▶ _Document section_:
::::::

Khouloud Sukkariyeh and Nidal Darwish, two seemingly ordinary people in love, became overnight the poster children for the fight to legalize civil marriage in Lebanon, an uphill fight the positive outcome of which is still far from assured.
Travel agencies, the clergy and even the municipalities of Nicosia and Larnaca can feel safe knowing that Lebanese of different religious denominations, persons of limited financial means and agnostics and atheists will still need to take the 40-minute flight to Cyprus (or alternatively the slightly longer flight to Turkey) to get married in a civil ceremony.
However, if well leveraged, what Sukkariyeh and Darwish were able to do has far-reaching ramifications that can have greater impact than finding a legal loophole that can easily be shut. To their credit, Sukkariyeh and Darwish succeeded in publicizing their case and in placing the issue on center stage, aided considerably by a social media frenzy that gave the topic momentum and forced the leaders of the country, whether political or religious, to take a stand on it.
Yet, the challenge going forward is to sustain that momentum and not allow the issue to wither away and again be relegated to the ranks of a taboo or non-issue — as was the case when late President Hrawi brought it up in the 1990s. This is especially true considering that the political circumstances that helped propel the topic to the forefront, by turning it into a matter of political bickering, are arguably temporary.
Keeping the pressure on will thus require rethinking the approach to the issue from a more strategic perspective, particularly that any social media campaign, in the context of Lebanon, has its limitations, whether in terms of mobilizing a critical mass of supporters, influencing policymaking or avoiding seemingly preaching to the converted.
In fact, what has hampered efforts to really push through the agenda of separating church from state, or at least giving individuals the freedom to choose whether to be married in front of a clergyman or a notary, is the fact that the issue of civil marriage is still very much “elitist” and of concern to only a few, whereby it is discussed and debated among a handful of intellectuals or social activists and most Lebanese do not feel concerned about it.
This is mainly because the discourse around civil marriage has been process-driven rather than being benefit-centric. Instead of focusing on the social, cultural, economic and even political benefits of allowing civil marriage, all the talk has been on how it would lead to numerous complications on areas such as inheritance, for instance, while concurrently shrinking the role (and some might say control) of religious institutions in the daily lives of citizens. Irrespective of whether the latter is true or desirable, it remains that the majority of Lebanese, out of religious fervor, cynicism, perceptions of the existence of more pressing priorities or demographic concerns and existential fears, continue to be neutral at best to the idea of legalizing civil marriage.

::::::

▶ _Given request_: Pick up the article on legalizing civil marriage in Lebanon after its final sentence and continue writing it.

(Element and region data)
::::::

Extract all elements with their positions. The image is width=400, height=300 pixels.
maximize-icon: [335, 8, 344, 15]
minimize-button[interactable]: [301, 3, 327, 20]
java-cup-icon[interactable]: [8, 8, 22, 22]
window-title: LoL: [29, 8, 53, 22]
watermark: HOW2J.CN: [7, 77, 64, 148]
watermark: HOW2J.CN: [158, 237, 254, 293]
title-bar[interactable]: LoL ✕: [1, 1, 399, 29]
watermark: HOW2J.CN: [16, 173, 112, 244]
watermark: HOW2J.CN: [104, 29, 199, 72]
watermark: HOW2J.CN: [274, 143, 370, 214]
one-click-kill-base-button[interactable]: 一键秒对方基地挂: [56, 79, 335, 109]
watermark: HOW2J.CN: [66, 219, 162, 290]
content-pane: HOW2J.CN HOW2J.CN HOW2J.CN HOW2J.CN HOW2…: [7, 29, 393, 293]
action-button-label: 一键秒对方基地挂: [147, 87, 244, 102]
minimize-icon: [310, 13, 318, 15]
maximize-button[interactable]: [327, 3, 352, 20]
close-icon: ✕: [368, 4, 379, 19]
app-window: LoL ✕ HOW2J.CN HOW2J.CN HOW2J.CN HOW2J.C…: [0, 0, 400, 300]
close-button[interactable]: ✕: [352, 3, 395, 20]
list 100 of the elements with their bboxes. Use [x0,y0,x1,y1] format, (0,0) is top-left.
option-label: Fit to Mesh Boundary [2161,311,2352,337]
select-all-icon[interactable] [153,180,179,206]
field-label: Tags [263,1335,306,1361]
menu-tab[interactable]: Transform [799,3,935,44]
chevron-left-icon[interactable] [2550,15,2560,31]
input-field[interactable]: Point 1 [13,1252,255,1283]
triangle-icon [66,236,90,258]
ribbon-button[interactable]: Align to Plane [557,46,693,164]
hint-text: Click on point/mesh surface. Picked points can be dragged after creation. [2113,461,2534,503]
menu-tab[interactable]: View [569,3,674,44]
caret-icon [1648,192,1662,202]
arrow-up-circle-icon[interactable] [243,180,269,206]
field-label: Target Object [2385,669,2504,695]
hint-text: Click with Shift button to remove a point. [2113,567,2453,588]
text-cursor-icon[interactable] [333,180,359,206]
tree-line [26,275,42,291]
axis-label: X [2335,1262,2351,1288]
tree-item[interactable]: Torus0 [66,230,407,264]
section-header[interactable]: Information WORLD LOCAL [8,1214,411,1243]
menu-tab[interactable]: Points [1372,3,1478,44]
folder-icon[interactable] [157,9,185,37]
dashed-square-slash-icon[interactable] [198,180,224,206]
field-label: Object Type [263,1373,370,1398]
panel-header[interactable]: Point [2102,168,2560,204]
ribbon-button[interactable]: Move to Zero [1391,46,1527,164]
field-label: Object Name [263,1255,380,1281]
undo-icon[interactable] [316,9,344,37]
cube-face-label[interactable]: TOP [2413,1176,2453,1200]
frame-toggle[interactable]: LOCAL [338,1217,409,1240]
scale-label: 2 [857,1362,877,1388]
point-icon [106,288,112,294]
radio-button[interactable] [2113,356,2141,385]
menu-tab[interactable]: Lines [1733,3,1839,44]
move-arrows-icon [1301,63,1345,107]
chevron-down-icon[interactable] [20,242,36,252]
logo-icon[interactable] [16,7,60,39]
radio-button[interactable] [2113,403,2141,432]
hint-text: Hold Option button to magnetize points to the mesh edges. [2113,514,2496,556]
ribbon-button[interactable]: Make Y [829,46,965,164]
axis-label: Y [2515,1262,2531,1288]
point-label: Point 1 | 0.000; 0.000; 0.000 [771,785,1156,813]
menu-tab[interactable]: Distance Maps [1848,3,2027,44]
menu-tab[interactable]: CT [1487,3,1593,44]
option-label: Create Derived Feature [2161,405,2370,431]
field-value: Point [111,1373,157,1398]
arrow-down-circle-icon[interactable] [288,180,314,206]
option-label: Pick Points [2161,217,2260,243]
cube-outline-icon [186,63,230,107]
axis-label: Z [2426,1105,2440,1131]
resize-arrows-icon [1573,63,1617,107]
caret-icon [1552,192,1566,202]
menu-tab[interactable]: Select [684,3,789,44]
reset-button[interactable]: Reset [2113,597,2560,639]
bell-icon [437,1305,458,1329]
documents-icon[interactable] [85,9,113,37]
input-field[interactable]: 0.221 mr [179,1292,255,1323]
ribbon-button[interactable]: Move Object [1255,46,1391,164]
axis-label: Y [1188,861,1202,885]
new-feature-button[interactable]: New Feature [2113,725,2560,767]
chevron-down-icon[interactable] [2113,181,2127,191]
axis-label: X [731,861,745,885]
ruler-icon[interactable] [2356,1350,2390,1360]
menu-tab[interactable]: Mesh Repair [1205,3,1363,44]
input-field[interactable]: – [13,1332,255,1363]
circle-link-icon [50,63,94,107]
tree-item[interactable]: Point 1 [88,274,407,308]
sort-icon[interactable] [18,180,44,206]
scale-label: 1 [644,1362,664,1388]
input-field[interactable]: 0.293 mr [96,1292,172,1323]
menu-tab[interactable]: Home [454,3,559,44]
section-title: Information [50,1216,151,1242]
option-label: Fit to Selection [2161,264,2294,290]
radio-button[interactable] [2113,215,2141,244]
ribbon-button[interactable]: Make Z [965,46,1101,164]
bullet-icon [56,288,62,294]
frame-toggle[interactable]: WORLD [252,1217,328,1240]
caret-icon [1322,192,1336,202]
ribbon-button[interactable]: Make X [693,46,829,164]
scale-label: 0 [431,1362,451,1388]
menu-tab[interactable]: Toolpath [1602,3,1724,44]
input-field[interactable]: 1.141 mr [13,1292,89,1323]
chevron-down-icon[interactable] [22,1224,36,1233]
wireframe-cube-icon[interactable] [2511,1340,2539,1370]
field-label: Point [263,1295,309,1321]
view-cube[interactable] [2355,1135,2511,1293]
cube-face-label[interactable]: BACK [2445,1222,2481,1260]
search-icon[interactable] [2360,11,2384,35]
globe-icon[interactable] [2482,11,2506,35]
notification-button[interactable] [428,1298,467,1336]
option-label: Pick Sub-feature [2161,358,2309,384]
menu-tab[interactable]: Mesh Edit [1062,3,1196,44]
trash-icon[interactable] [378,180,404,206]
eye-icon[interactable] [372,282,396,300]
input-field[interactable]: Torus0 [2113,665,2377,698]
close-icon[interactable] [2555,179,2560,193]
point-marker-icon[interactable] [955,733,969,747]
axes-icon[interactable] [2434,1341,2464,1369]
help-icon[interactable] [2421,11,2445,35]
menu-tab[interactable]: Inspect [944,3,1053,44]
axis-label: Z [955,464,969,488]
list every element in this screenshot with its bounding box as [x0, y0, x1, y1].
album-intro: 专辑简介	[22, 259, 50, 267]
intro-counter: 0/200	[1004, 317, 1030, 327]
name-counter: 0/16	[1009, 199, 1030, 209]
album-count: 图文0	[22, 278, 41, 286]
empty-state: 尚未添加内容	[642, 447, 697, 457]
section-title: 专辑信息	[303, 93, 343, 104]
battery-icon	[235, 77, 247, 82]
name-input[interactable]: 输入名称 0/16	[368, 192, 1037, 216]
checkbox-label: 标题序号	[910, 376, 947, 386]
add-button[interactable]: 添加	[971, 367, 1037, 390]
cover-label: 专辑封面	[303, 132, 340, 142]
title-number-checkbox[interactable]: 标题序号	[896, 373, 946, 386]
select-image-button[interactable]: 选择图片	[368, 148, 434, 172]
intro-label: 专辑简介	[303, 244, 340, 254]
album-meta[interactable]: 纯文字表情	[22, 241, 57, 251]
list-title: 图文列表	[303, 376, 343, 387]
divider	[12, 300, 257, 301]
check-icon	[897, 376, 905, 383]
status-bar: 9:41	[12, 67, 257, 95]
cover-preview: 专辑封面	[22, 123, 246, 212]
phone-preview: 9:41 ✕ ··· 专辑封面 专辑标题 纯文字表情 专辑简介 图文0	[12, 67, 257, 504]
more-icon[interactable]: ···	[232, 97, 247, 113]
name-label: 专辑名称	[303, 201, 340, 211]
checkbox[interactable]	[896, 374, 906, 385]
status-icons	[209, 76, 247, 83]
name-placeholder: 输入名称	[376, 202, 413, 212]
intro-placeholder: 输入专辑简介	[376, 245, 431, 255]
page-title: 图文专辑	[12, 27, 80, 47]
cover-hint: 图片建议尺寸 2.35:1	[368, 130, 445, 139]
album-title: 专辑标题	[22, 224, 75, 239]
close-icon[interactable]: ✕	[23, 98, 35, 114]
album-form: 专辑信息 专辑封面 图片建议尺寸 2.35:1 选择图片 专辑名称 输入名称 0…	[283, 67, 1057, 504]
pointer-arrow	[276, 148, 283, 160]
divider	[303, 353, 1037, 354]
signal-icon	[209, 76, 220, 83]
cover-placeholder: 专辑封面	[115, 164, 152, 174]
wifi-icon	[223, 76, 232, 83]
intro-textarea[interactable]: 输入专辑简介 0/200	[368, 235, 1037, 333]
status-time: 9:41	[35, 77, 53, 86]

::::::

▶ _Exercise output_:
Accordingly, if the proponents of civil marriage in Lebanon are to translate their recent breakthrough into an actual change in legislation, their focus should be on convincing their fellow countrymen of the benefits of such an option of marriage, prior to getting politicians on board. Any attempt to circumvent the need to build a popular base of support for the topic would surely lead to failure, as politicians would only endorse the issue if it is seen as enjoying significant public legitimacy and thus the “quintessential” political/electoral trade-off between having the support of constituents and that of the clergy is favorably tipped to the former.
In that regard, “social lobbying” should supersede any “political lobbying” strategy, whereby the case for civil marriage should be seen as a concern to all Lebanese by explaining to them what it would mean to them if civil weddings were to become the legal standard. It could reduce sectarianism and political tensions, promote social cohesion and genuine citizenship, having one law applied to all citizens regardless of their religious denominations, or lower the cost of marriage, among others.
Social lobbying, by definition, would require an all-inclusive effort in reaching out to all Lebanese, beyond simply to the receptive ears of the left-leaning and socially-progressive intelligentsia, by using all available communication channels in helping effect a paradigm shift in attitudes and perceptions through a focused, benefit-heavy argumentation and content.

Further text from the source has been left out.